■ **DATA IN THIS EXERCISE**:

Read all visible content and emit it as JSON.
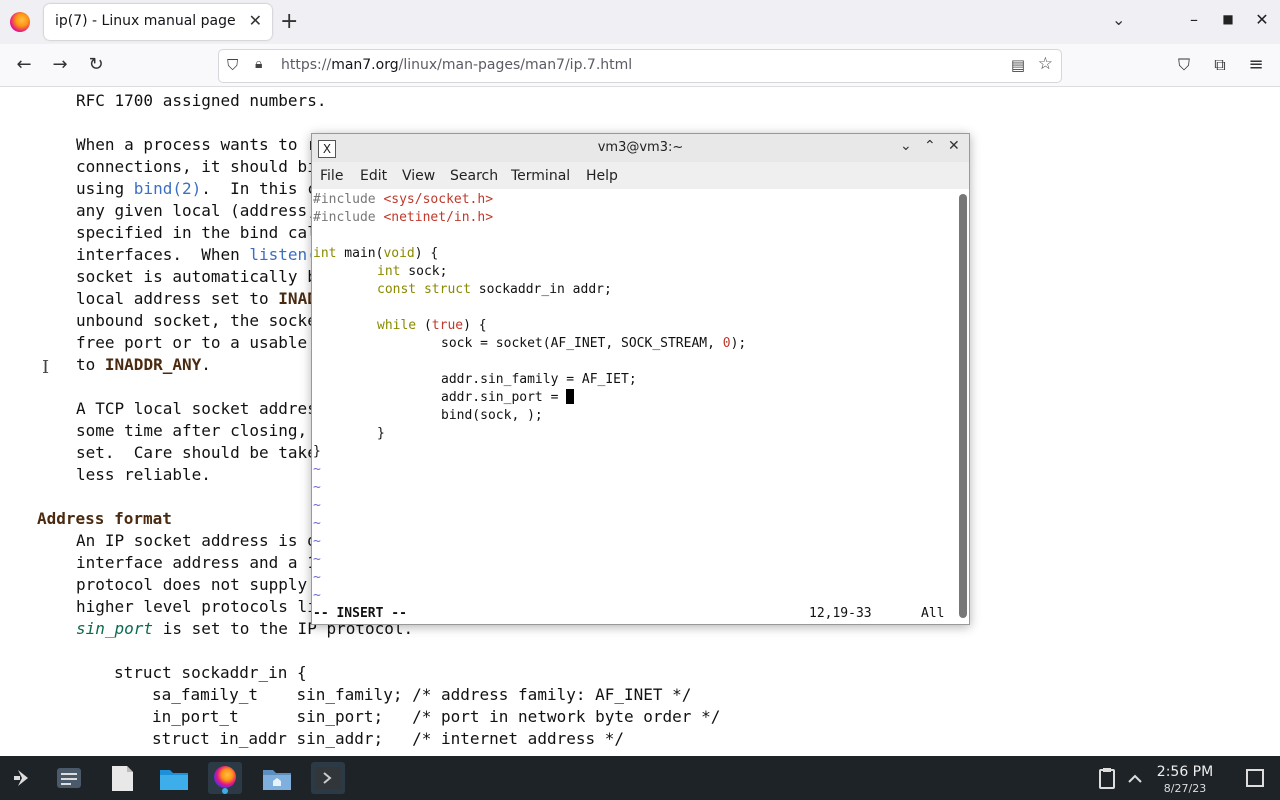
{
  "browser": {
    "tab_title": "ip(7) - Linux manual page",
    "url_prefix": "https://",
    "url_domain": "man7.org",
    "url_path": "/linux/man-pages/man7/ip.7.html"
  },
  "page": {
    "lines": [
      "RFC 1700 assigned numbers.",
      "When a process wants to r",
      "connections, it should bi",
      "using ",
      "bind(2)",
      ".  In this c",
      "any given local (address,",
      "specified in the bind cal",
      "interfaces.  When ",
      "listen(",
      "socket is automatically b",
      "local address set to ",
      "INAD",
      "unbound socket, the socke",
      "free port or to a usable",
      "to ",
      "INADDR_ANY",
      ".",
      "A TCP local socket addres",
      "some time after closing,",
      "set.  Care should be take",
      "less reliable.",
      "Address format",
      "An IP socket address is d",
      "interface address and a 1",
      "protocol does not supply",
      "higher level protocols li",
      "sin_port",
      " is set to the IP protocol.",
      "struct sockaddr_in {",
      "sa_family_t    sin_family; /* address family: AF_INET */",
      "in_port_t      sin_port;   /* port in network byte order */",
      "struct in_addr sin_addr;   /* internet address */"
    ]
  },
  "terminal": {
    "title": "vm3@vm3:~",
    "menu": [
      "File",
      "Edit",
      "View",
      "Search",
      "Terminal",
      "Help"
    ],
    "code": {
      "inc1_kw": "#include ",
      "inc1_file": "<sys/socket.h>",
      "inc2_kw": "#include ",
      "inc2_file": "<netinet/in.h>",
      "main_type": "int",
      "main_rest": " main(",
      "main_void": "void",
      "main_end": ") {",
      "l_int": "int",
      "l_sock": " sock;",
      "l_const": "const struct",
      "l_addr": " sockaddr_in addr;",
      "l_while": "while",
      "l_true": "true",
      "l_socket": "sock = socket(AF_INET, SOCK_STREAM, ",
      "l_zero": "0",
      "l_socket_end": ");",
      "l_family": "addr.sin_family = AF_IET;",
      "l_port": "addr.sin_port = ",
      "l_bind": "bind(sock, );",
      "l_close_inner": "}",
      "l_close_outer": "}",
      "tilde": "~"
    },
    "status_mode": "-- INSERT --",
    "status_pos": "12,19-33",
    "status_scroll": "All"
  },
  "taskbar": {
    "time": "2:56 PM",
    "date": "8/27/23"
  }
}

■ **EXERCISE**: In the lines above, locate the string "When". Copy every line where it occurs.

■ **THE RESULT**:
      "When a process wants to r",
      "interfaces.  When ",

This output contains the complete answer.